Copy each line of the entries that contains the word "如图所示".

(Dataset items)
☆ ☆ ☆ ☆

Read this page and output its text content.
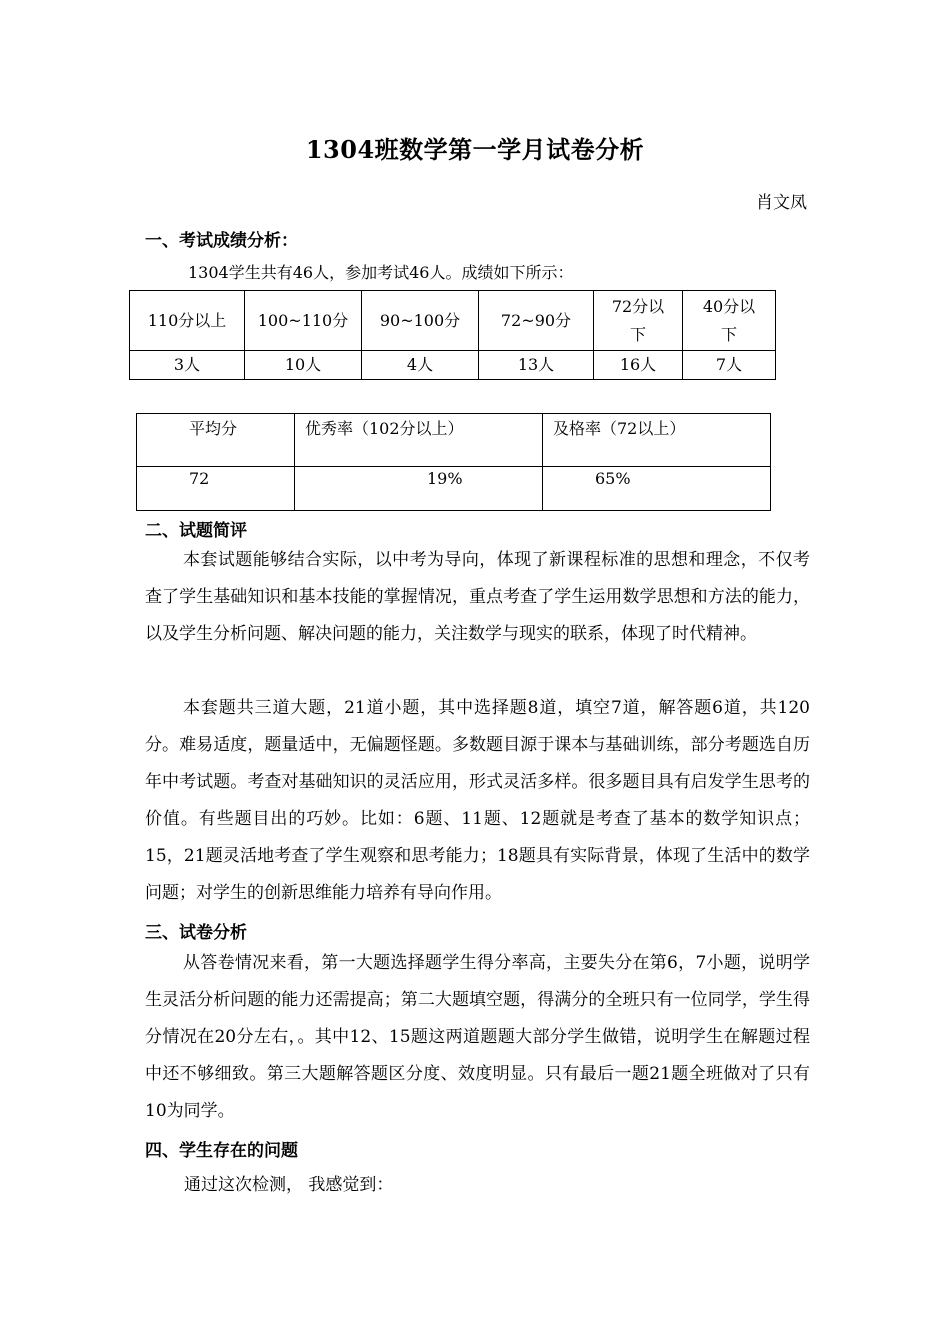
1304班数学第一学月试卷分析
肖文凤
一、考试成绩分析：
1304学生共有46人，参加考试46人。成绩如下所示：
110分以上	100~110分	90~100分	72~90分	72分以下	40分以下

3人	10人	4人	13人	16人	7人
平均分	优秀率（102分以上）	及格率（72以上）
72	19%	65%
二、试题简评
本套试题能够结合实际，以中考为导向，体现了新课程标准的思想和理念，不仅考查了学生基础知识和基本技能的掌握情况，重点考查了学生运用数学思想和方法的能力，以及学生分析问题、解决问题的能力，关注数学与现实的联系，体现了时代精神。
本套题共三道大题，21道小题，其中选择题8道，填空7道，解答题6道，共120分。难易适度，题量适中，无偏题怪题。多数题目源于课本与基础训练，部分考题选自历年中考试题。考查对基础知识的灵活应用，形式灵活多样。很多题目具有启发学生思考的价值。有些题目出的巧妙。比如：6题、11题、12题就是考查了基本的数学知识点；15，21题灵活地考查了学生观察和思考能力；18题具有实际背景，体现了生活中的数学问题；对学生的创新思维能力培养有导向作用。
三、试卷分析
从答卷情况来看，第一大题选择题学生得分率高，主要失分在第6，7小题，说明学生灵活分析问题的能力还需提高；第二大题填空题，得满分的全班只有一位同学，学生得分情况在20分左右，。其中12、15题这两道题题大部分学生做错，说明学生在解题过程中还不够细致。第三大题解答题区分度、效度明显。只有最后一题21题全班做对了只有10为同学。
四、学生存在的问题
通过这次检测， 我感觉到：
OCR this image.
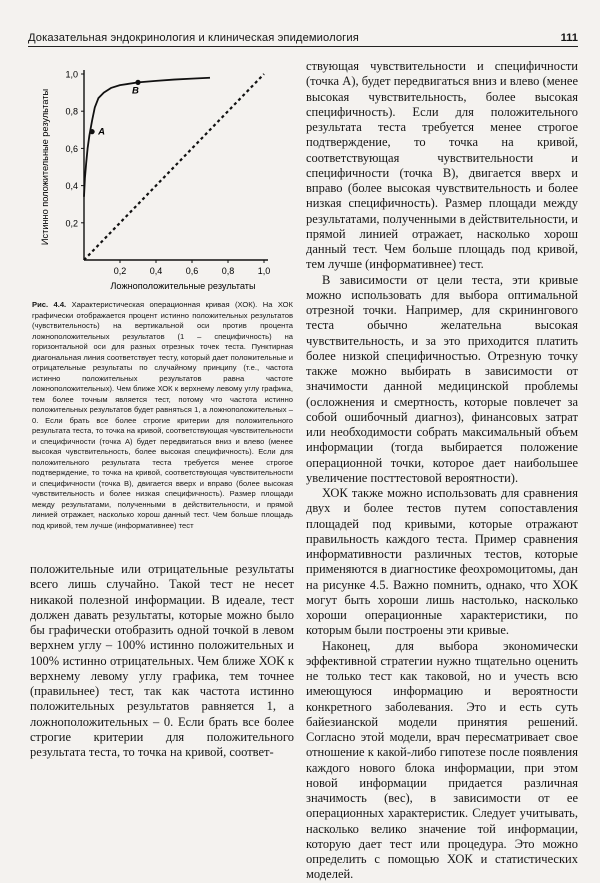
Доказательная эндокринология и клиническая эпидемиология	111
0,2
0,2
0,4
0,4
0,6
0,6
0,8
0,8
1,0
1,0
Ложноположительные результаты
Истинно положительные результаты	A
B
Рис. 4.4. Характеристическая операционная кривая (ХОК). На ХОК графически отображается процент истинно положительных результатов (чувствительность) на вертикальной оси против процента ложноположительных результатов (1 – специфичность) на горизонтальной оси для разных отрезных точек теста. Пунктирная диагональная линия соответствует тесту, который дает положительные и отрицательные результаты по случайному принципу (т.е., частота истинно положительных результатов равна частоте ложноположительных). Чем ближе ХОК к верхнему левому углу графика, тем более точным является тест, потому что частота истинно положительных результатов будет равняться 1, а ложноположительных – 0. Если брать все более строгие критерии для положительного результата теста, то точка на кривой, соответствующая чувствительности и специфичности (точка А) будет передвигаться вниз и влево (менее высокая чувствительность, более высокая специфичность). Если для положительного результата теста требуется менее строгое подтверждение, то точка на кривой, соответствующая чувствительности и специфичности (точка В), двигается вверх и вправо (более высокая чувствительность и более низкая специфичность). Размер площади между результатами, полученными в действительности, и прямой линией отражает, насколько хорош данный тест. Чем больше площадь под кривой, тем лучше (информативнее) тест

ствующая чувствительности и специфичности (точка А), будет передвигаться вниз и влево (менее высокая чувствительность, более высокая специфичность). Если для положительного результата теста требуется менее строгое подтверждение, то точка на кривой, соответствующая чувствительности и специфичности (точка В), двигается вверх и вправо (более высокая чувствительность и более низкая специфичность). Размер площади между результатами, полученными в действительности, и прямой линией отражает, насколько хорош данный тест. Чем больше площадь под кривой, тем лучше (информативнее) тест.

В зависимости от цели теста, эти кривые можно использовать для выбора оптимальной отрезной точки. Например, для скринингового теста обычно желательна высокая чувствительность, и за это приходится платить более низкой специфичностью. Отрезную точку также можно выбирать в зависимости от значимости данной медицинской проблемы (осложнения и смертность, которые повлечет за собой ошибочный диагноз), финансовых затрат или необходимости собрать максимальный объем информации (тогда выбирается положение операционной точки, которое дает наибольшее увеличение посттестовой вероятности).

ХОК также можно использовать для сравнения двух и более тестов путем сопоставления площадей под кривыми, которые отражают правильность каждого теста. Пример сравнения информативности различных тестов, которые применяются в диагностике феохромоцитомы, дан на рисунке 4.5. Важно помнить, однако, что ХОК могут быть хороши лишь настолько, насколько хороши операционные характеристики, по которым были построены эти кривые.

Наконец, для выбора экономически эффективной стратегии нужно тщательно оценить не только тест как таковой, но и учесть всю имеющуюся информацию и вероятности конкретного заболевания. Это и есть суть байезианской модели принятия решений. Согласно этой модели, врач пересматривает свое отношение к какой-либо гипотезе после появления каждого нового блока информации, при этом новой информации придается различная значимость (вес), в зависимости от ее операционных характеристик. Следует учитывать, насколько велико значение той информации, которую дает тест или процедура. Это можно определить с помощью ХОК и статистических моделей.

положительные или отрицательные результаты всего лишь случайно. Такой тест не несет никакой полезной информации. В идеале, тест должен давать результаты, которые можно было бы графически отобразить одной точкой в левом верхнем углу – 100% истинно положительных и 100% истинно отрицательных. Чем ближе ХОК к верхнему левому углу графика, тем точнее (правильнее) тест, так как частота истинно положительных результатов равняется 1, а ложноположительных – 0. Если брать все более строгие критерии для положительного результата теста, то точка на кривой, соответ-
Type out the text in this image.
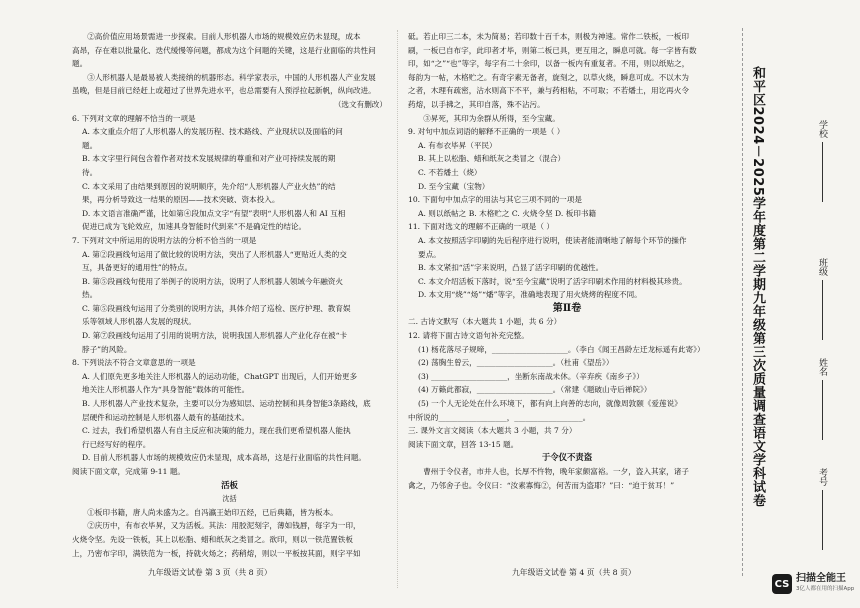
②高价值应用场景需进一步探索。目前人形机器人市场的规模效应仍未显现，成本

高昂，存在难以批量化、迭代缓慢等问题，都成为这个问题的关键，这是行业面临的共性问题。

③人形机器人是最易被人类接纳的机器形态。科学家表示，中国的人形机器人产业发展

虽晚，但是目前已经赶上或超过了世界先进水平，也总需要有人预浮拉起新帆，纵向改进。

（选文有删改）

6. 下列对文章的理解不恰当的一项是

A. 本文重点介绍了人形机器人的发展历程、技术路线、产业现状以及面临的问

题。

B. 本文字里行间包含着作者对技术发展规律的尊重和对产业可持续发展的期

待。

C. 本文采用了由结果到原因的说明顺序，先介绍“人形机器人产业火热”的结

果，再分析导致这一结果的原因——技术突破、资本投入。

D. 本文语言准确严谨，比如第④段加点文字“有望”表明“人形机器人和 AI 互相

促进已成为飞轮效应，加速具身智能时代到来”不是确定性的结论。

7. 下列对文中所运用的说明方法的分析不恰当的一项是

A. 第②段画线句运用了做比较的说明方法，突出了人形机器人“更贴近人类的交

互，具备更好的通用性”的特点。

B. 第⑤段画线句使用了举例子的说明方法，说明了人形机器人领域今年融资火

热。

C. 第⑤段画线句运用了分类别的说明方法，具体介绍了巡检、医疗护理、教育娱

乐等领域人形机器人发展的现状。

D. 第⑦段画线句运用了引用的说明方法，说明我国人形机器人产业化存在被“卡

脖子”的风险。

8. 下列说法不符合文章意思的一项是

A. 人们原先更多地关注人形机器人的运动功能，ChatGPT 出现后，人们开始更多

地关注人形机器人作为“具身智能”载体的可能性。

B. 人形机器人产业技术复杂，主要可以分为感知层、运动控制和具身智能3条路线，底

层硬件和运动控制是人形机器人最有的基础技术。

C. 过去，我们希望机器人有自主反应和决策的能力，现在我们更希望机器人能执

行已经写好的程序。

D. 目前人形机器人市场的规模效应仍未显现，成本高昂，这是行业面临的共性问题。

阅读下面文章，完成第 9-11 题。

活板

沈括

①板印书籍，唐人尚未盛为之。自冯瀛王始印五经，已后典籍，皆为板本。

②庆历中，有布衣毕昇，又为活板。其法：用胶泥刻字，薄如钱唇，每字为一印，

火烧令坚。先设一铁板，其上以松脂、蜡和纸灰之类冒之。欲印，则以一铁范置铁板

上，乃密布字印，满铁范为一板，持就火炀之；药稍熔，则以一平板按其面，则字平如

砥。若止印三二本，未为简易；若印数十百千本，则极为神速。常作二铁板，一板印

刷，一板已自布字，此印者才毕，则第二板已具，更互用之，瞬息可就。每一字皆有数

印，如“之”“也”等字，每字有二十余印，以备一板内有重复者。不用，则以纸贴之，

每韵为一帖，木格贮之。有奇字素无备者，旋刻之，以草火烧，瞬息可成。不以木为

之者，木理有疏密，沾水则高下不平，兼与药相粘，不可取；不若燔土，用讫再火令

药熔，以手拂之，其印自落，殊不沾污。

③昇死，其印为余群从所得，至今宝藏。

9. 对句中加点词语的解释不正确的一项是（ ）

A. 有布衣毕昇（平民）

B. 其上以松脂、蜡和纸灰之类冒之（混合）

C. 不若燔土（烧）

D. 至今宝藏（宝物）

10. 下面句中加点字的用法与其它三项不同的一项是

A. 则以纸帖之 B. 木格贮之 C. 火烧令坚 D. 板印书籍

11. 下面对选文的理解不正确的一项是（ ）

A. 本文按照活字印刷的先后程序进行说明，使读者能清晰地了解每个环节的操作

要点。

B. 本文紧扣“活”字来说明，凸显了活字印刷的优越性。

C. 本文介绍活板下落时，说“至今宝藏”说明了活字印刷术作用的材料极其珍贵。

D. 本文用“烧”“炀”“燔”等字，准确地表现了用火烧烤的程度不同。

第Ⅱ卷

二. 古诗文默写（本大题共 1 小题，共 6 分）

12. 请将下面古诗文语句补充完整。

(1) 杨花落尽子规啼，____________________。（李白《闻王昌龄左迁龙标遥有此寄》）

(2) 荡胸生曾云，____________________。（杜甫《望岳》）

(3) ____________________，坐断东南战未休。（辛弃疾《南乡子》）

(4) 万籁此都寂，____________________。（常建《题破山寺后禅院》）

(5) 一个人无论处在什么环境下，都有向上向善的志向，就像周敦颐《爱莲说》

中所说的__________________，__________________。

三. 课外文言文阅读（本大题共 3 小题，共 7 分）

阅读下面文章，回答 13-15 题。

于令仪不责盗

曹州于令仪者，市井人也，长厚不忤物，晚年家颇富裕。一夕，盗入其家，诸子

禽之，乃邻舍子也。令仪曰：“汝素寡悔②，何苦而为盗耶？”曰：“迫于贫耳！”

九年级语文试卷 第 3 页（共 8 页）	九年级语文试卷 第 4 页（共 8 页）
和平区2024－2025学年度第二学期九年级第三次质量调查语文学科试卷	学校
班级
姓名
考号
CS 扫描全能王
3亿人都在用的扫描App
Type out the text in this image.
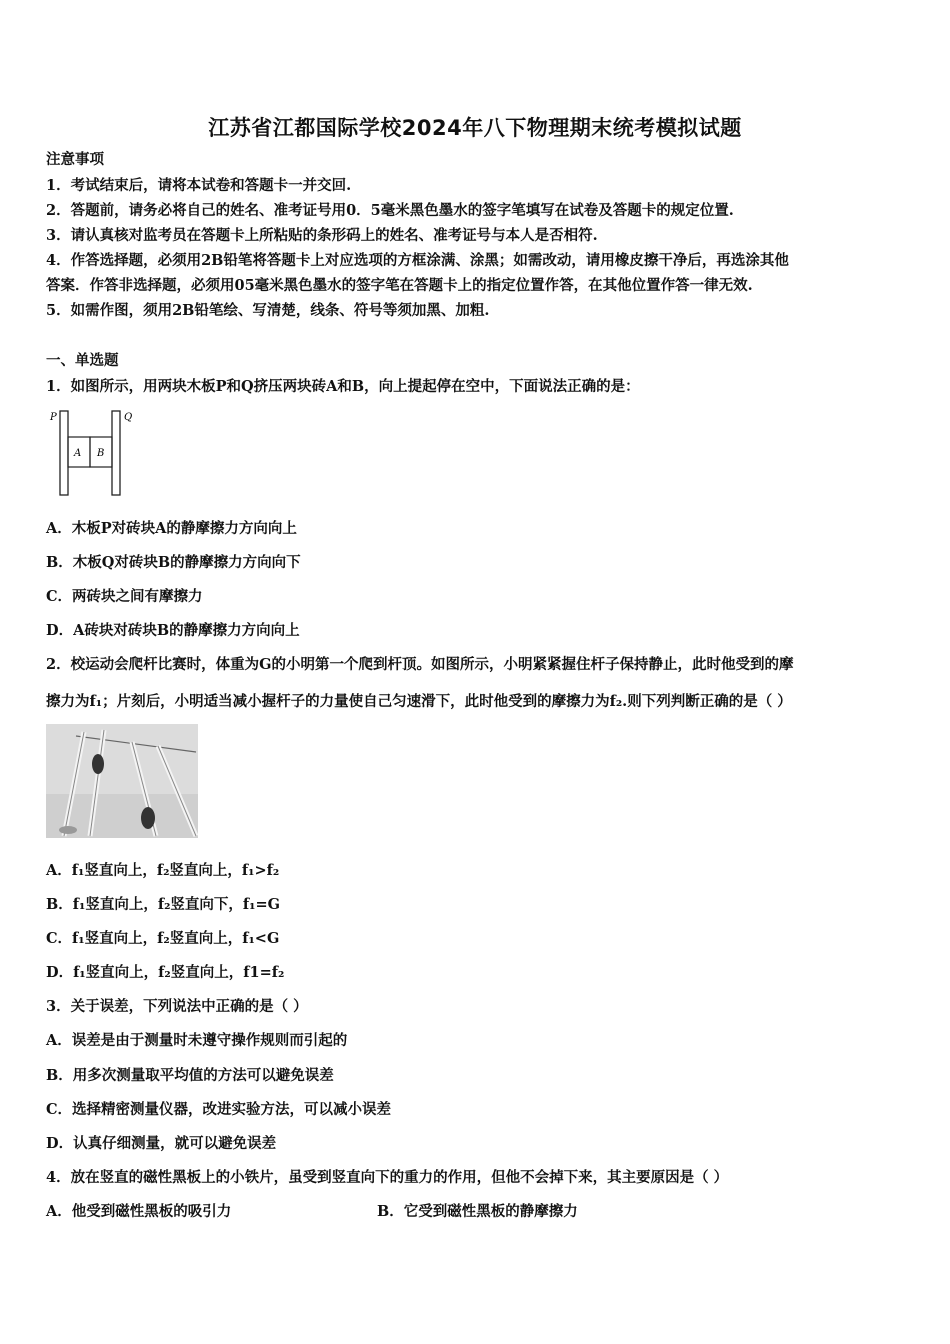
江苏省江都国际学校2024年八下物理期末统考模拟试题
注意事项
1．考试结束后，请将本试卷和答题卡一并交回.
2．答题前，请务必将自己的姓名、准考证号用0．5毫米黑色墨水的签字笔填写在试卷及答题卡的规定位置.
3．请认真核对监考员在答题卡上所粘贴的条形码上的姓名、准考证号与本人是否相符.
4．作答选择题，必须用2B铅笔将答题卡上对应选项的方框涂满、涂黑；如需改动，请用橡皮擦干净后，再选涂其他
答案．作答非选择题，必须用05毫米黑色墨水的签字笔在答题卡上的指定位置作答，在其他位置作答一律无效.
5．如需作图，须用2B铅笔绘、写清楚，线条、符号等须加黑、加粗.
一、单选题
1．如图所示，用两块木板P和Q挤压两块砖A和B，向上提起停在空中，下面说法正确的是：
P	Q
A B
A．木板P对砖块A的静摩擦力方向向上
B．木板Q对砖块B的静摩擦力方向向下
C．两砖块之间有摩擦力
D．A砖块对砖块B的静摩擦力方向向上
2．校运动会爬杆比赛时，体重为G的小明第一个爬到杆顶。如图所示，小明紧紧握住杆子保持静止，此时他受到的摩
擦力为f₁；片刻后，小明适当减小握杆子的力量使自己匀速滑下，此时他受到的摩擦力为f₂.则下列判断正确的是（ ）
A．f₁竖直向上，f₂竖直向上，f₁>f₂
B．f₁竖直向上，f₂竖直向下，f₁=G
C．f₁竖直向上，f₂竖直向上，f₁<G
D．f₁竖直向上，f₂竖直向上，f1=f₂
3．关于误差，下列说法中正确的是（ ）
A．误差是由于测量时未遵守操作规则而引起的
B．用多次测量取平均值的方法可以避免误差
C．选择精密测量仪器，改进实验方法，可以减小误差
D．认真仔细测量，就可以避免误差
4．放在竖直的磁性黑板上的小铁片，虽受到竖直向下的重力的作用，但他不会掉下来，其主要原因是（ ）
A．他受到磁性黑板的吸引力	B．它受到磁性黑板的静摩擦力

☆ ☆ ☆ ☆

Exercise response:
1．如图所示，用两块木板P和Q挤压两块砖A和B，向上提起停在空中，下面说法正确的是：
2．校运动会爬杆比赛时，体重为G的小明第一个爬到杆顶。如图所示，小明紧紧握住杆子保持静止，此时他受到的摩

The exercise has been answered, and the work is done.